> **WORK TO COMPLETE**:
Please express the lines of the items below as a JSON list of strings, one string per line, with blank lines left out. Begin at the line that contains "point-label: B1951+32 — [325, 224, 422, 245]" and stop after the line that contains "point-label: BB1719−37 — [362, 17, 472, 38]".
.....
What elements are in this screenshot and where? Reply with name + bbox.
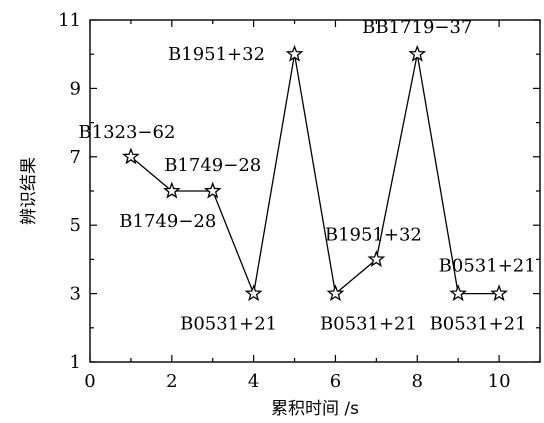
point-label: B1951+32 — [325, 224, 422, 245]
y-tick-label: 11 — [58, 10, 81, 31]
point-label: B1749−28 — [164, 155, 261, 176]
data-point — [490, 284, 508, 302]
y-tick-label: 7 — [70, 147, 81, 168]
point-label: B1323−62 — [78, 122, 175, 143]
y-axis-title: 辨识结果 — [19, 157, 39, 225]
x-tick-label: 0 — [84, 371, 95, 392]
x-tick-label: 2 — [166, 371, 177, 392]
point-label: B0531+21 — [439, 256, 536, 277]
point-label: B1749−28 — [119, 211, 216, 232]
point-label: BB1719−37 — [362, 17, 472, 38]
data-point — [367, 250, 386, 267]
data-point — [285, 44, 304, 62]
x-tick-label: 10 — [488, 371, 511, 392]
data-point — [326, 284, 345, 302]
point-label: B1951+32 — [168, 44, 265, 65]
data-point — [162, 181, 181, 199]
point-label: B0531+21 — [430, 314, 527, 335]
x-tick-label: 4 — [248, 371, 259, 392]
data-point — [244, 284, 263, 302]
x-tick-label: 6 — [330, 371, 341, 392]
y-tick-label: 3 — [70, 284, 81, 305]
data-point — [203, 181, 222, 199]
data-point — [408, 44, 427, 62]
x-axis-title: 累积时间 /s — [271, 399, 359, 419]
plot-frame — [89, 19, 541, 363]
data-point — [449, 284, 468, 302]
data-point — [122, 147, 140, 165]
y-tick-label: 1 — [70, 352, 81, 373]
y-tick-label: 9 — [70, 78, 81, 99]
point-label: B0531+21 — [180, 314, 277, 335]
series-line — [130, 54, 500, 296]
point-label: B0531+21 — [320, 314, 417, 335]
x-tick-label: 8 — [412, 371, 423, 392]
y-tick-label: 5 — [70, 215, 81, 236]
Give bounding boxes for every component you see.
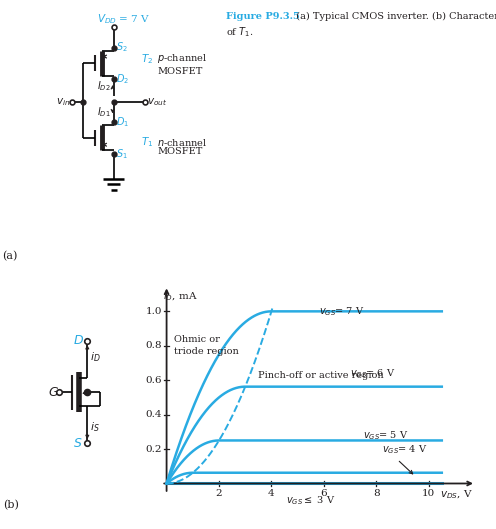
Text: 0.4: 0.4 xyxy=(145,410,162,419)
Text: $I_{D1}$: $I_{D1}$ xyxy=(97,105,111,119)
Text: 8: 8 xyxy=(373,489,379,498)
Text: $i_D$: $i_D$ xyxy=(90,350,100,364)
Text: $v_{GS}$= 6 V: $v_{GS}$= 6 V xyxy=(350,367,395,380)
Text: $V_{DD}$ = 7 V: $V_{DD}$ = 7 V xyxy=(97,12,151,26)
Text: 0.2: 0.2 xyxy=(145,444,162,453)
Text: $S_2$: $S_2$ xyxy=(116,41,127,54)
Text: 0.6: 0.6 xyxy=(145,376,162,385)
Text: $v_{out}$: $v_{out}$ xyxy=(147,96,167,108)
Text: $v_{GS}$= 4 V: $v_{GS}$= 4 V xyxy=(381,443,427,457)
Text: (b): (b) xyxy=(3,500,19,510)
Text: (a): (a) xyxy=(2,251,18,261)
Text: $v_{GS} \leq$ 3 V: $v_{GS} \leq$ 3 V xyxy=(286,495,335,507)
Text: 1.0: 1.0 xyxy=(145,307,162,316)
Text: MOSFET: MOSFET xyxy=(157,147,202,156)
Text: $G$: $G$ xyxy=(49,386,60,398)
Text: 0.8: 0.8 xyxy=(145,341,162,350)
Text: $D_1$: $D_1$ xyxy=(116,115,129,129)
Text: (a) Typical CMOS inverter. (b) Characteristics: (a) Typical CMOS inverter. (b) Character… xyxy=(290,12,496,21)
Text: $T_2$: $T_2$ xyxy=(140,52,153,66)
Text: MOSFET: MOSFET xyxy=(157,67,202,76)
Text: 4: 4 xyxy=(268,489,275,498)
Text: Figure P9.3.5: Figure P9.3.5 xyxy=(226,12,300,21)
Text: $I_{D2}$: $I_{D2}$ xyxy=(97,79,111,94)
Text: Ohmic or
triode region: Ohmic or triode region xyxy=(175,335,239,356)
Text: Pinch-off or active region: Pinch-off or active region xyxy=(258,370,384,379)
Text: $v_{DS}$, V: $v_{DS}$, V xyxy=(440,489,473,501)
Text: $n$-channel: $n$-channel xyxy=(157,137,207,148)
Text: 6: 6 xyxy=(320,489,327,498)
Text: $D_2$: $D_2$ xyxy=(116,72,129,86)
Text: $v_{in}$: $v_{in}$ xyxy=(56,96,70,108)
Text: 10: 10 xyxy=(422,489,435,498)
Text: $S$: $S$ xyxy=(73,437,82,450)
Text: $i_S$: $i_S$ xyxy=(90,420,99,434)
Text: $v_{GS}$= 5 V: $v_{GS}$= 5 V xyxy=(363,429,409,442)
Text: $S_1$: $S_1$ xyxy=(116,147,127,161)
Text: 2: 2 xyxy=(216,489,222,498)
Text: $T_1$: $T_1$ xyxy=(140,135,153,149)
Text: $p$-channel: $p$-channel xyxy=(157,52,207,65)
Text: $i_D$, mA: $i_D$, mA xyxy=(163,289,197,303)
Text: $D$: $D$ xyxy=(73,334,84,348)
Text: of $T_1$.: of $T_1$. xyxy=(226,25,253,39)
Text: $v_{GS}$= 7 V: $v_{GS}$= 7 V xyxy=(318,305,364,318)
.....
> **SOLUTION TO THIS TASK**:
[
  "point-label: B1951+32 — [325, 224, 422, 245]",
  "y-tick-label: 11 — [58, 10, 81, 31]",
  "point-label: B1749−28 — [164, 155, 261, 176]",
  "data-point — [490, 284, 508, 302]",
  "y-tick-label: 7 — [70, 147, 81, 168]",
  "point-label: B1323−62 — [78, 122, 175, 143]",
  "y-axis-title: 辨识结果 — [19, 157, 39, 225]",
  "x-tick-label: 0 — [84, 371, 95, 392]",
  "x-tick-label: 2 — [166, 371, 177, 392]",
  "point-label: B0531+21 — [439, 256, 536, 277]",
  "point-label: B1749−28 — [119, 211, 216, 232]",
  "point-label: BB1719−37 — [362, 17, 472, 38]"
]